Records that describe figures:
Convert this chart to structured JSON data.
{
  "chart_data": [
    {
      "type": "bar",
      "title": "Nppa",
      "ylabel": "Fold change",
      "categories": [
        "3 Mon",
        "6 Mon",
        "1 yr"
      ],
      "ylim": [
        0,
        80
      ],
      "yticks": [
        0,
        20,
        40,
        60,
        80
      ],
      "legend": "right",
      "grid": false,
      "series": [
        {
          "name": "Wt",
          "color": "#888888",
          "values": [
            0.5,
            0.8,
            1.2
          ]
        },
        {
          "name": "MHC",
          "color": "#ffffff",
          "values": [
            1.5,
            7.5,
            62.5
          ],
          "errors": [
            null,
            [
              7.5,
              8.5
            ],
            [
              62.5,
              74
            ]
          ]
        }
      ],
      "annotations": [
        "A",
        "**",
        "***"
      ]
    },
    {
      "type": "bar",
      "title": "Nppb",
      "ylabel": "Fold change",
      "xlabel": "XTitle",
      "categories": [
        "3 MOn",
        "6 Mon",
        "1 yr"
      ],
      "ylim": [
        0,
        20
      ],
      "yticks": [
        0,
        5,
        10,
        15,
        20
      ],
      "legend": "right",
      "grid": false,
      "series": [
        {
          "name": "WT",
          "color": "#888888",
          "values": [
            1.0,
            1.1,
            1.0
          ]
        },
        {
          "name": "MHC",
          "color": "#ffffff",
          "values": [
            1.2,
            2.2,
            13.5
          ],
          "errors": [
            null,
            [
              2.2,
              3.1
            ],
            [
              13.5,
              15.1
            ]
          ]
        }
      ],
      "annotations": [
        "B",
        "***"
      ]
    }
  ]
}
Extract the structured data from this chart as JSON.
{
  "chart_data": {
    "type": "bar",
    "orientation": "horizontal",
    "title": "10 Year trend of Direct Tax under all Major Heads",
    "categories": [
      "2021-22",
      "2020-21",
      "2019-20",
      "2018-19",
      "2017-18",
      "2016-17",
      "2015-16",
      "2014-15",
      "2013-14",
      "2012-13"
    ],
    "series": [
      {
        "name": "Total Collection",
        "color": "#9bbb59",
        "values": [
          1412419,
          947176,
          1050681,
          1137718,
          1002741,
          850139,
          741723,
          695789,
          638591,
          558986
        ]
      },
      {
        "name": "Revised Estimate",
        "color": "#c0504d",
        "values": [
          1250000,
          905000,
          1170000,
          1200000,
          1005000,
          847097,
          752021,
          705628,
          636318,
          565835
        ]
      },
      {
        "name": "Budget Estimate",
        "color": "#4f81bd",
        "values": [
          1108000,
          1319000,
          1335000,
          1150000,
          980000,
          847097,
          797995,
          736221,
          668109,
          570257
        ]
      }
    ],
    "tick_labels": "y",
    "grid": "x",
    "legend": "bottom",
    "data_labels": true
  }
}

**What to work on**
Copy out all of the records above with nothing altered.

**Reply**
Convert this chart to structured JSON data.
{
  "chart_data": [
    {
      "type": "bar",
      "title": "Nppa",
      "ylabel": "Fold change",
      "categories": [
        "3 Mon",
        "6 Mon",
        "1 yr"
      ],
      "ylim": [
        0,
        80
      ],
      "yticks": [
        0,
        20,
        40,
        60,
        80
      ],
      "legend": "right",
      "grid": false,
      "series": [
        {
          "name": "Wt",
          "color": "#888888",
          "values": [
            0.5,
            0.8,
            1.2
          ]
        },
        {
          "name": "MHC",
          "color": "#ffffff",
          "values": [
            1.5,
            7.5,
            62.5
          ],
          "errors": [
            null,
            [
              7.5,
              8.5
            ],
            [
              62.5,
              74
            ]
          ]
        }
      ],
      "annotations": [
        "A",
        "**",
        "***"
      ]
    },
    {
      "type": "bar",
      "title": "Nppb",
      "ylabel": "Fold change",
      "xlabel": "XTitle",
      "categories": [
        "3 MOn",
        "6 Mon",
        "1 yr"
      ],
      "ylim": [
        0,
        20
      ],
      "yticks": [
        0,
        5,
        10,
        15,
        20
      ],
      "legend": "right",
      "grid": false,
      "series": [
        {
          "name": "WT",
          "color": "#888888",
          "values": [
            1.0,
            1.1,
            1.0
          ]
        },
        {
          "name": "MHC",
          "color": "#ffffff",
          "values": [
            1.2,
            2.2,
            13.5
          ],
          "errors": [
            null,
            [
              2.2,
              3.1
            ],
            [
              13.5,
              15.1
            ]
          ]
        }
      ],
      "annotations": [
        "B",
        "***"
      ]
    }
  ]
}
Extract the structured data from this chart as JSON.
{
  "chart_data": {
    "type": "bar",
    "orientation": "horizontal",
    "title": "10 Year trend of Direct Tax under all Major Heads",
    "categories": [
      "2021-22",
      "2020-21",
      "2019-20",
      "2018-19",
      "2017-18",
      "2016-17",
      "2015-16",
      "2014-15",
      "2013-14",
      "2012-13"
    ],
    "series": [
      {
        "name": "Total Collection",
        "color": "#9bbb59",
        "values": [
          1412419,
          947176,
          1050681,
          1137718,
          1002741,
          850139,
          741723,
          695789,
          638591,
          558986
        ]
      },
      {
        "name": "Revised Estimate",
        "color": "#c0504d",
        "values": [
          1250000,
          905000,
          1170000,
          1200000,
          1005000,
          847097,
          752021,
          705628,
          636318,
          565835
        ]
      },
      {
        "name": "Budget Estimate",
        "color": "#4f81bd",
        "values": [
          1108000,
          1319000,
          1335000,
          1150000,
          980000,
          847097,
          797995,
          736221,
          668109,
          570257
        ]
      }
    ],
    "tick_labels": "y",
    "grid": "x",
    "legend": "bottom",
    "data_labels": true
  }
}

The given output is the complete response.